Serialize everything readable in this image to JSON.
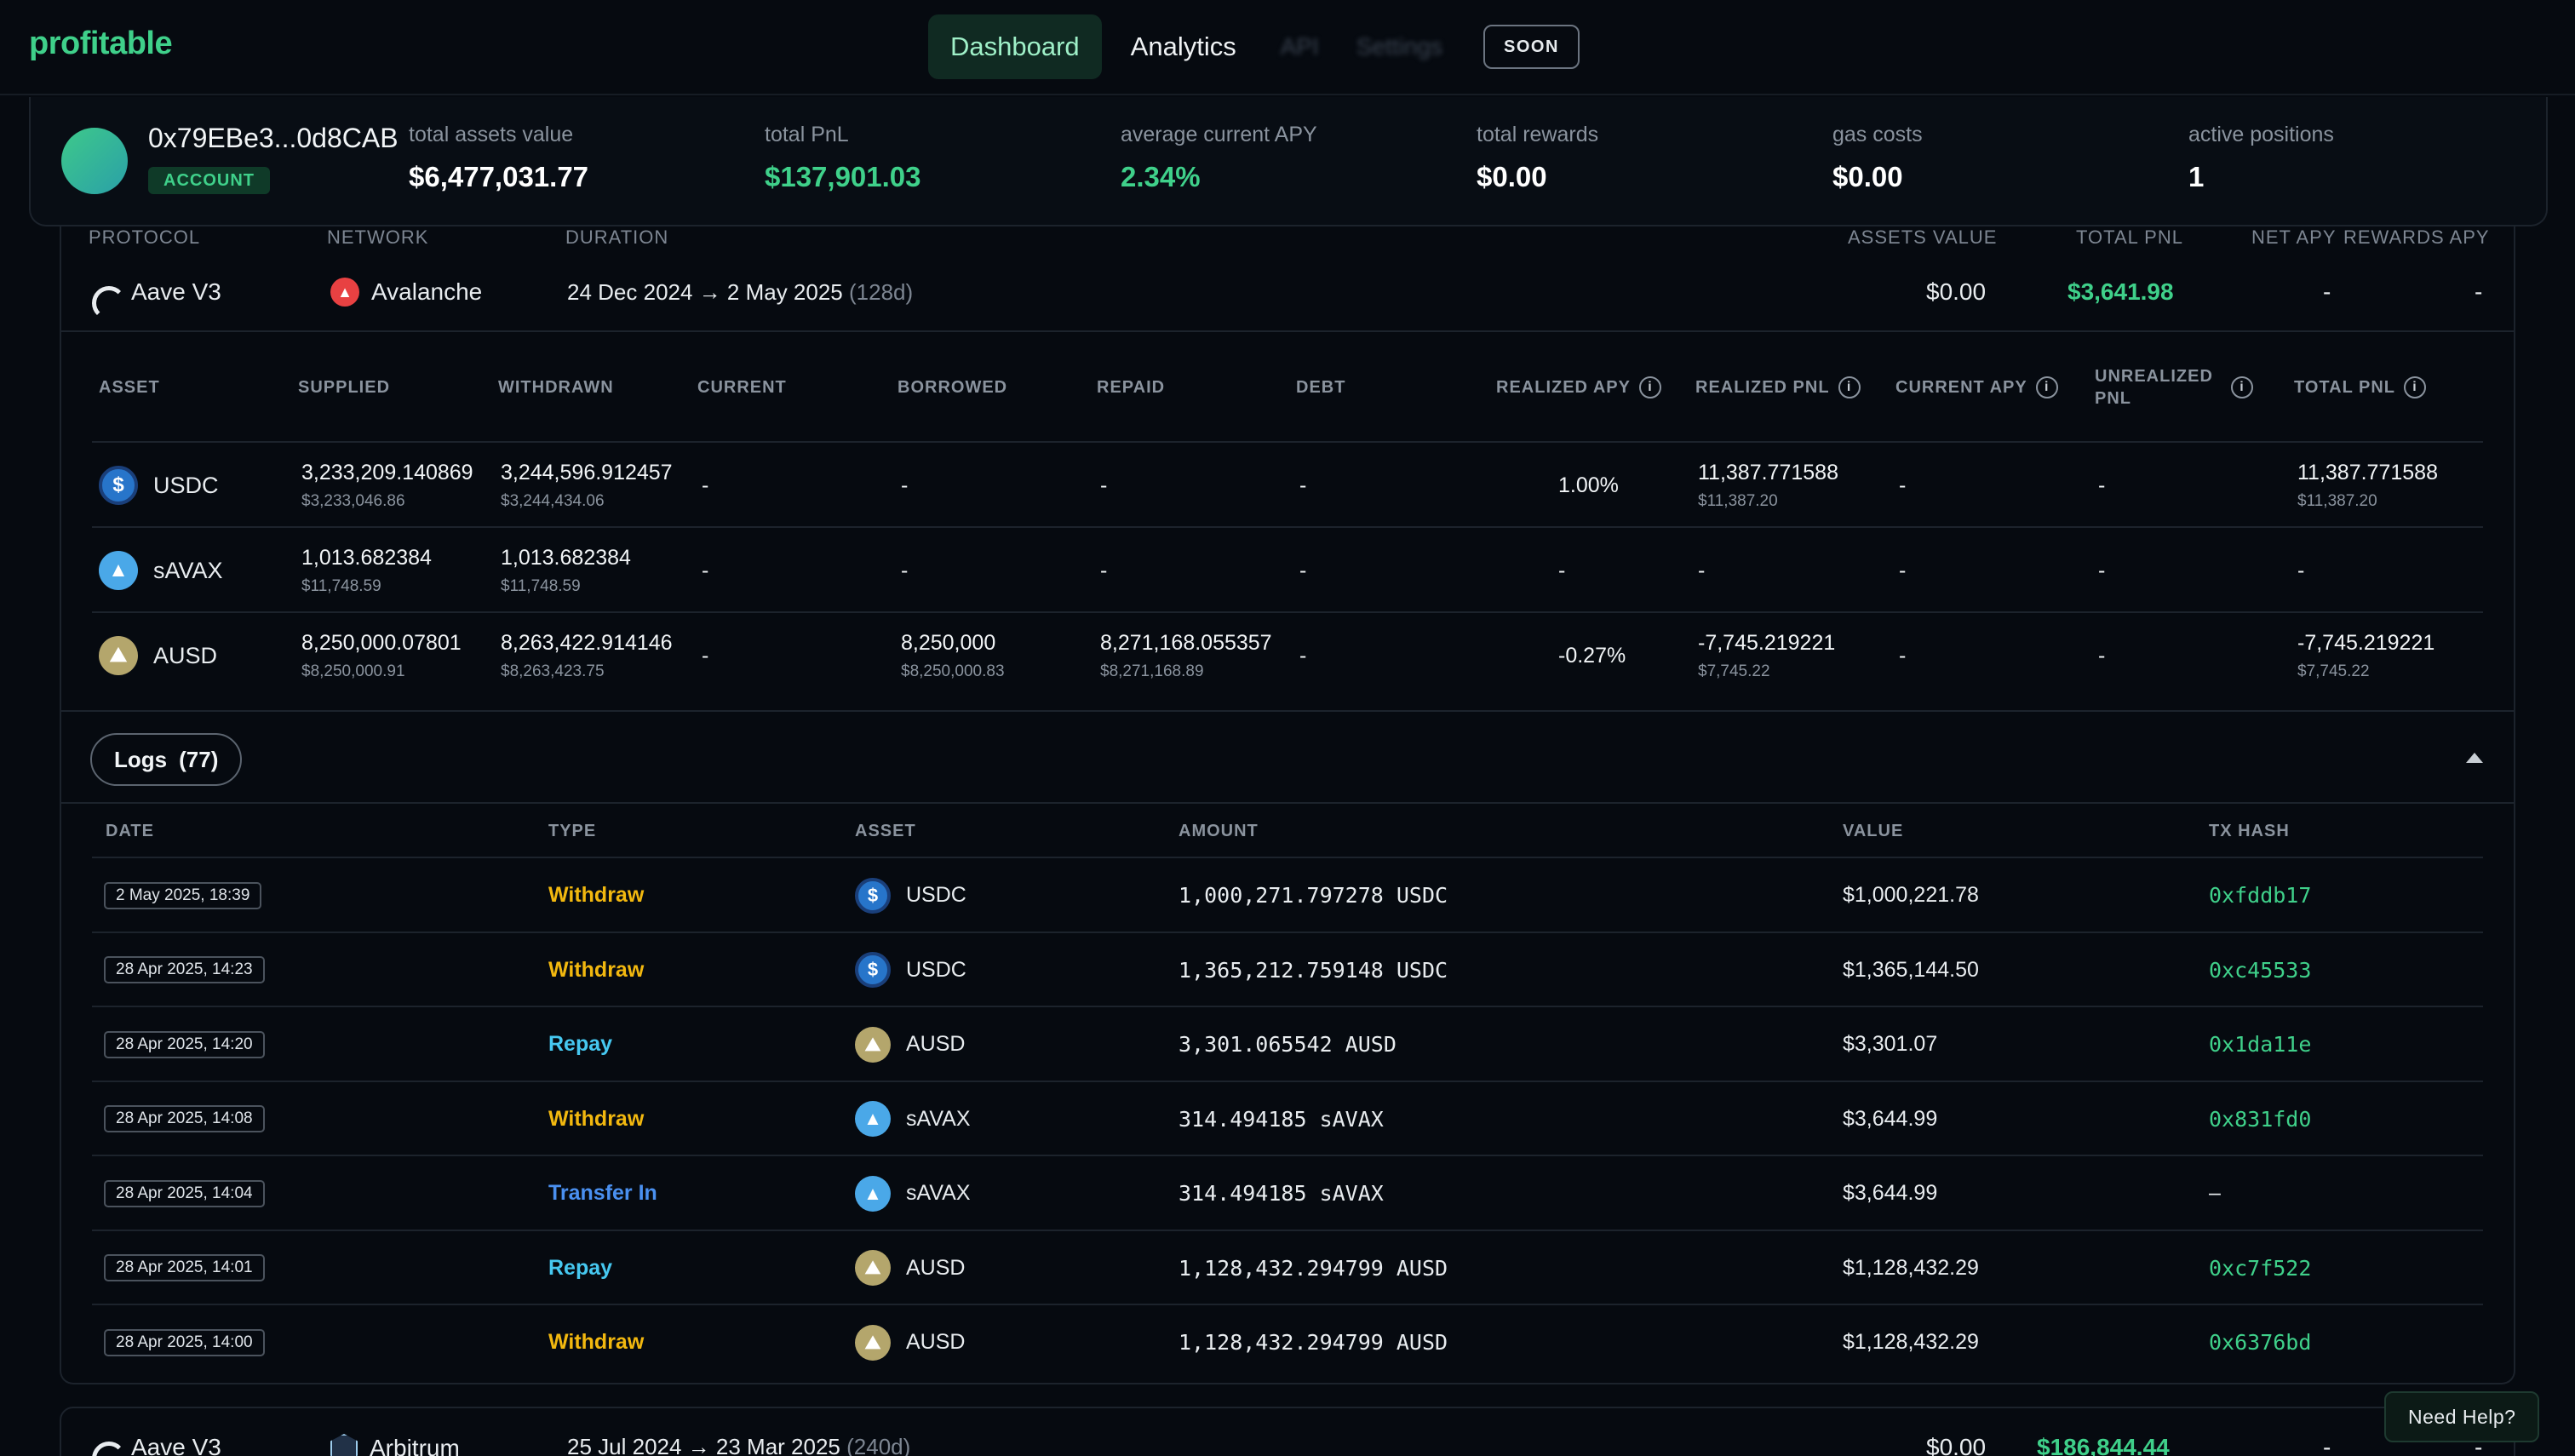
{
  "brand": "profitable",
  "nav": {
    "tabs": [
      "Dashboard",
      "Analytics",
      "API",
      "Settings"
    ],
    "soon": "SOON"
  },
  "account": {
    "address": "0x79EBe3...0d8CAB",
    "badge": "ACCOUNT",
    "stats": [
      {
        "label": "total assets value",
        "value": "$6,477,031.77"
      },
      {
        "label": "total PnL",
        "value": "$137,901.03"
      },
      {
        "label": "average current APY",
        "value": "2.34%"
      },
      {
        "label": "total rewards",
        "value": "$0.00"
      },
      {
        "label": "gas costs",
        "value": "$0.00"
      },
      {
        "label": "active positions",
        "value": "1"
      }
    ]
  },
  "position_header": {
    "protocol": "PROTOCOL",
    "network": "NETWORK",
    "duration": "DURATION",
    "assets_value": "ASSETS VALUE",
    "total_pnl": "TOTAL PNL",
    "net_apy": "NET APY",
    "rewards_apy": "REWARDS APY"
  },
  "position": {
    "protocol": "Aave V3",
    "network": "Avalanche",
    "duration": "24 Dec 2024 → 2 May 2025",
    "duration_days": "(128d)",
    "assets_value": "$0.00",
    "total_pnl": "$3,641.98",
    "net_apy": "-",
    "rewards_apy": "-"
  },
  "asset_columns": [
    "ASSET",
    "SUPPLIED",
    "WITHDRAWN",
    "CURRENT",
    "BORROWED",
    "REPAID",
    "DEBT",
    "REALIZED APY",
    "REALIZED PNL",
    "CURRENT APY",
    "UNREALIZED PNL",
    "TOTAL PNL"
  ],
  "assets": [
    {
      "name": "USDC",
      "supplied": "3,233,209.140869",
      "supplied_usd": "$3,233,046.86",
      "withdrawn": "3,244,596.912457",
      "withdrawn_usd": "$3,244,434.06",
      "current": "-",
      "borrowed": "-",
      "borrowed_usd": "",
      "repaid": "-",
      "repaid_usd": "",
      "debt": "-",
      "realized_apy": "1.00%",
      "realized_pnl": "11,387.771588",
      "realized_pnl_usd": "$11,387.20",
      "current_apy": "-",
      "unrealized_pnl": "-",
      "total_pnl": "11,387.771588",
      "total_pnl_usd": "$11,387.20"
    },
    {
      "name": "sAVAX",
      "supplied": "1,013.682384",
      "supplied_usd": "$11,748.59",
      "withdrawn": "1,013.682384",
      "withdrawn_usd": "$11,748.59",
      "current": "-",
      "borrowed": "-",
      "borrowed_usd": "",
      "repaid": "-",
      "repaid_usd": "",
      "debt": "-",
      "realized_apy": "-",
      "realized_pnl": "-",
      "realized_pnl_usd": "",
      "current_apy": "-",
      "unrealized_pnl": "-",
      "total_pnl": "-",
      "total_pnl_usd": ""
    },
    {
      "name": "AUSD",
      "supplied": "8,250,000.07801",
      "supplied_usd": "$8,250,000.91",
      "withdrawn": "8,263,422.914146",
      "withdrawn_usd": "$8,263,423.75",
      "current": "-",
      "borrowed": "8,250,000",
      "borrowed_usd": "$8,250,000.83",
      "repaid": "8,271,168.055357",
      "repaid_usd": "$8,271,168.89",
      "debt": "-",
      "realized_apy": "-0.27%",
      "realized_pnl": "-7,745.219221",
      "realized_pnl_usd": "$7,745.22",
      "current_apy": "-",
      "unrealized_pnl": "-",
      "total_pnl": "-7,745.219221",
      "total_pnl_usd": "$7,745.22"
    }
  ],
  "logs": {
    "label": "Logs",
    "count": "(77)",
    "columns": [
      "DATE",
      "TYPE",
      "ASSET",
      "AMOUNT",
      "VALUE",
      "TX HASH"
    ],
    "rows": [
      {
        "date": "2 May 2025, 18:39",
        "type": "Withdraw",
        "asset": "USDC",
        "amount": "1,000,271.797278 USDC",
        "value": "$1,000,221.78",
        "tx": "0xfddb17"
      },
      {
        "date": "28 Apr 2025, 14:23",
        "type": "Withdraw",
        "asset": "USDC",
        "amount": "1,365,212.759148 USDC",
        "value": "$1,365,144.50",
        "tx": "0xc45533"
      },
      {
        "date": "28 Apr 2025, 14:20",
        "type": "Repay",
        "asset": "AUSD",
        "amount": "3,301.065542 AUSD",
        "value": "$3,301.07",
        "tx": "0x1da11e"
      },
      {
        "date": "28 Apr 2025, 14:08",
        "type": "Withdraw",
        "asset": "sAVAX",
        "amount": "314.494185 sAVAX",
        "value": "$3,644.99",
        "tx": "0x831fd0"
      },
      {
        "date": "28 Apr 2025, 14:04",
        "type": "Transfer In",
        "asset": "sAVAX",
        "amount": "314.494185 sAVAX",
        "value": "$3,644.99",
        "tx": "–"
      },
      {
        "date": "28 Apr 2025, 14:01",
        "type": "Repay",
        "asset": "AUSD",
        "amount": "1,128,432.294799 AUSD",
        "value": "$1,128,432.29",
        "tx": "0xc7f522"
      },
      {
        "date": "28 Apr 2025, 14:00",
        "type": "Withdraw",
        "asset": "AUSD",
        "amount": "1,128,432.294799 AUSD",
        "value": "$1,128,432.29",
        "tx": "0x6376bd"
      }
    ]
  },
  "position2": {
    "protocol": "Aave V3",
    "network": "Arbitrum",
    "duration": "25 Jul 2024 → 23 Mar 2025",
    "duration_days": "(240d)",
    "assets_value": "$0.00",
    "total_pnl": "$186,844.44",
    "net_apy": "-",
    "rewards_apy": "-"
  },
  "help": "Need Help?",
  "colors": {
    "accent": "#3fd08a",
    "negative": "#ef5d63",
    "withdraw": "#f2b80f",
    "repay": "#46c8f0",
    "transfer": "#4a90f0"
  }
}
++++++++++
◆ Short problem ◆
Return all of the entries word for word, but omit the pictures.

◆ Exercise result ◆
Serialize everything readable in this image to JSON.
{
  "brand": "profitable",
  "nav": {
    "tabs": [
      "Dashboard",
      "Analytics",
      "API",
      "Settings"
    ],
    "soon": "SOON"
  },
  "account": {
    "address": "0x79EBe3...0d8CAB",
    "badge": "ACCOUNT",
    "stats": [
      {
        "label": "total assets value",
        "value": "$6,477,031.77"
      },
      {
        "label": "total PnL",
        "value": "$137,901.03"
      },
      {
        "label": "average current APY",
        "value": "2.34%"
      },
      {
        "label": "total rewards",
        "value": "$0.00"
      },
      {
        "label": "gas costs",
        "value": "$0.00"
      },
      {
        "label": "active positions",
        "value": "1"
      }
    ]
  },
  "position_header": {
    "protocol": "PROTOCOL",
    "network": "NETWORK",
    "duration": "DURATION",
    "assets_value": "ASSETS VALUE",
    "total_pnl": "TOTAL PNL",
    "net_apy": "NET APY",
    "rewards_apy": "REWARDS APY"
  },
  "position": {
    "protocol": "Aave V3",
    "network": "Avalanche",
    "duration": "24 Dec 2024 → 2 May 2025",
    "duration_days": "(128d)",
    "assets_value": "$0.00",
    "total_pnl": "$3,641.98",
    "net_apy": "-",
    "rewards_apy": "-"
  },
  "asset_columns": [
    "ASSET",
    "SUPPLIED",
    "WITHDRAWN",
    "CURRENT",
    "BORROWED",
    "REPAID",
    "DEBT",
    "REALIZED APY",
    "REALIZED PNL",
    "CURRENT APY",
    "UNREALIZED PNL",
    "TOTAL PNL"
  ],
  "assets": [
    {
      "name": "USDC",
      "supplied": "3,233,209.140869",
      "supplied_usd": "$3,233,046.86",
      "withdrawn": "3,244,596.912457",
      "withdrawn_usd": "$3,244,434.06",
      "current": "-",
      "borrowed": "-",
      "borrowed_usd": "",
      "repaid": "-",
      "repaid_usd": "",
      "debt": "-",
      "realized_apy": "1.00%",
      "realized_pnl": "11,387.771588",
      "realized_pnl_usd": "$11,387.20",
      "current_apy": "-",
      "unrealized_pnl": "-",
      "total_pnl": "11,387.771588",
      "total_pnl_usd": "$11,387.20"
    },
    {
      "name": "sAVAX",
      "supplied": "1,013.682384",
      "supplied_usd": "$11,748.59",
      "withdrawn": "1,013.682384",
      "withdrawn_usd": "$11,748.59",
      "current": "-",
      "borrowed": "-",
      "borrowed_usd": "",
      "repaid": "-",
      "repaid_usd": "",
      "debt": "-",
      "realized_apy": "-",
      "realized_pnl": "-",
      "realized_pnl_usd": "",
      "current_apy": "-",
      "unrealized_pnl": "-",
      "total_pnl": "-",
      "total_pnl_usd": ""
    },
    {
      "name": "AUSD",
      "supplied": "8,250,000.07801",
      "supplied_usd": "$8,250,000.91",
      "withdrawn": "8,263,422.914146",
      "withdrawn_usd": "$8,263,423.75",
      "current": "-",
      "borrowed": "8,250,000",
      "borrowed_usd": "$8,250,000.83",
      "repaid": "8,271,168.055357",
      "repaid_usd": "$8,271,168.89",
      "debt": "-",
      "realized_apy": "-0.27%",
      "realized_pnl": "-7,745.219221",
      "realized_pnl_usd": "$7,745.22",
      "current_apy": "-",
      "unrealized_pnl": "-",
      "total_pnl": "-7,745.219221",
      "total_pnl_usd": "$7,745.22"
    }
  ],
  "logs": {
    "label": "Logs",
    "count": "(77)",
    "columns": [
      "DATE",
      "TYPE",
      "ASSET",
      "AMOUNT",
      "VALUE",
      "TX HASH"
    ],
    "rows": [
      {
        "date": "2 May 2025, 18:39",
        "type": "Withdraw",
        "asset": "USDC",
        "amount": "1,000,271.797278 USDC",
        "value": "$1,000,221.78",
        "tx": "0xfddb17"
      },
      {
        "date": "28 Apr 2025, 14:23",
        "type": "Withdraw",
        "asset": "USDC",
        "amount": "1,365,212.759148 USDC",
        "value": "$1,365,144.50",
        "tx": "0xc45533"
      },
      {
        "date": "28 Apr 2025, 14:20",
        "type": "Repay",
        "asset": "AUSD",
        "amount": "3,301.065542 AUSD",
        "value": "$3,301.07",
        "tx": "0x1da11e"
      },
      {
        "date": "28 Apr 2025, 14:08",
        "type": "Withdraw",
        "asset": "sAVAX",
        "amount": "314.494185 sAVAX",
        "value": "$3,644.99",
        "tx": "0x831fd0"
      },
      {
        "date": "28 Apr 2025, 14:04",
        "type": "Transfer In",
        "asset": "sAVAX",
        "amount": "314.494185 sAVAX",
        "value": "$3,644.99",
        "tx": "–"
      },
      {
        "date": "28 Apr 2025, 14:01",
        "type": "Repay",
        "asset": "AUSD",
        "amount": "1,128,432.294799 AUSD",
        "value": "$1,128,432.29",
        "tx": "0xc7f522"
      },
      {
        "date": "28 Apr 2025, 14:00",
        "type": "Withdraw",
        "asset": "AUSD",
        "amount": "1,128,432.294799 AUSD",
        "value": "$1,128,432.29",
        "tx": "0x6376bd"
      }
    ]
  },
  "position2": {
    "protocol": "Aave V3",
    "network": "Arbitrum",
    "duration": "25 Jul 2024 → 23 Mar 2025",
    "duration_days": "(240d)",
    "assets_value": "$0.00",
    "total_pnl": "$186,844.44",
    "net_apy": "-",
    "rewards_apy": "-"
  },
  "help": "Need Help?",
  "colors": {
    "accent": "#3fd08a",
    "negative": "#ef5d63",
    "withdraw": "#f2b80f",
    "repay": "#46c8f0",
    "transfer": "#4a90f0"
  }
}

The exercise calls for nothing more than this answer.